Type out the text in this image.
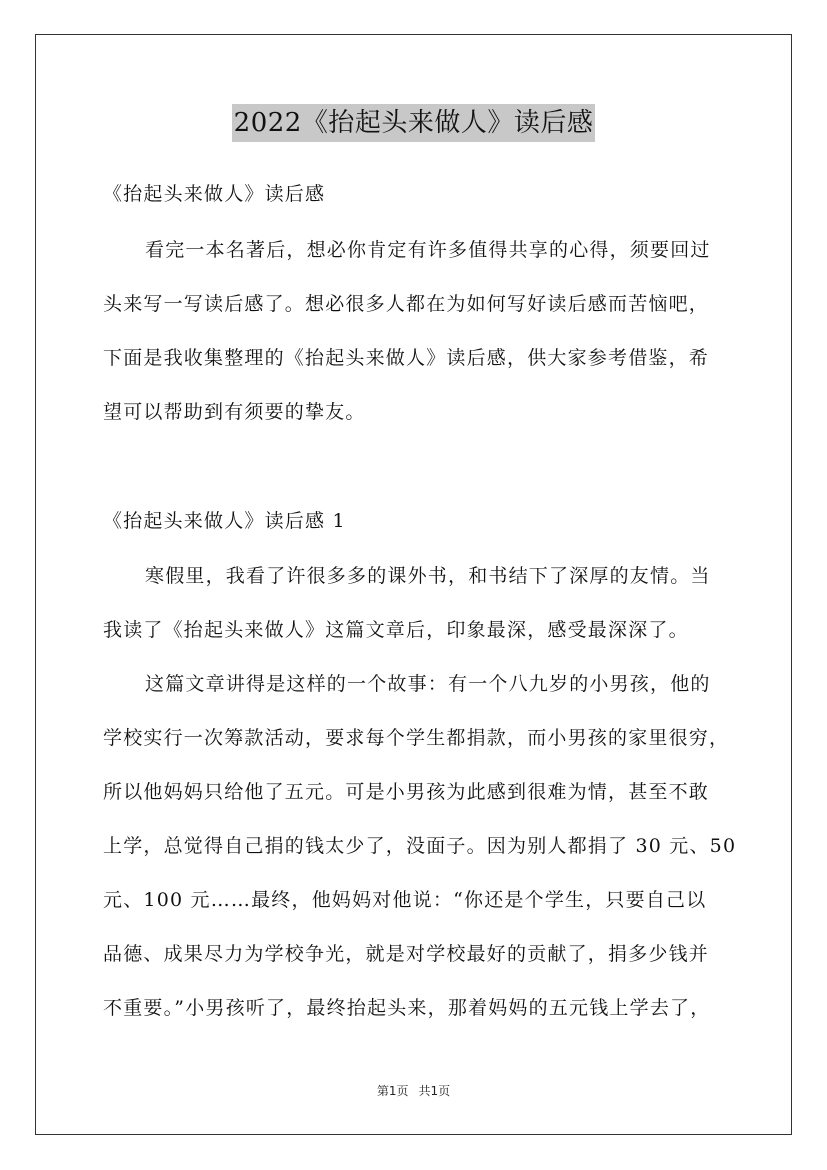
2022《抬起头来做人》读后感
《抬起头来做人》读后感
看完一本名著后，想必你肯定有许多值得共享的心得，须要回过
头来写一写读后感了。想必很多人都在为如何写好读后感而苦恼吧，
下面是我收集整理的《抬起头来做人》读后感，供大家参考借鉴，希
望可以帮助到有须要的挚友。
《抬起头来做人》读后感 1
寒假里，我看了许很多多的课外书，和书结下了深厚的友情。当
我读了《抬起头来做人》这篇文章后，印象最深，感受最深深了。
这篇文章讲得是这样的一个故事：有一个八九岁的小男孩，他的
学校实行一次筹款活动，要求每个学生都捐款，而小男孩的家里很穷，
所以他妈妈只给他了五元。可是小男孩为此感到很难为情，甚至不敢
上学，总觉得自己捐的钱太少了，没面子。因为别人都捐了 30 元、50
元、100 元……最终，他妈妈对他说：“你还是个学生，只要自己以
品德、成果尽力为学校争光，就是对学校最好的贡献了，捐多少钱并
不重要。”小男孩听了，最终抬起头来，那着妈妈的五元钱上学去了，
第1页 共1页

Directions for this task
Set down the complete material exactly, but do not include the images.

Reply
Type out the text in this image.
2022《抬起头来做人》读后感
《抬起头来做人》读后感
看完一本名著后，想必你肯定有许多值得共享的心得，须要回过
头来写一写读后感了。想必很多人都在为如何写好读后感而苦恼吧，
下面是我收集整理的《抬起头来做人》读后感，供大家参考借鉴，希
望可以帮助到有须要的挚友。
《抬起头来做人》读后感 1
寒假里，我看了许很多多的课外书，和书结下了深厚的友情。当
我读了《抬起头来做人》这篇文章后，印象最深，感受最深深了。
这篇文章讲得是这样的一个故事：有一个八九岁的小男孩，他的
学校实行一次筹款活动，要求每个学生都捐款，而小男孩的家里很穷，
所以他妈妈只给他了五元。可是小男孩为此感到很难为情，甚至不敢
上学，总觉得自己捐的钱太少了，没面子。因为别人都捐了 30 元、50
元、100 元……最终，他妈妈对他说：“你还是个学生，只要自己以
品德、成果尽力为学校争光，就是对学校最好的贡献了，捐多少钱并
不重要。”小男孩听了，最终抬起头来，那着妈妈的五元钱上学去了，
第1页 共1页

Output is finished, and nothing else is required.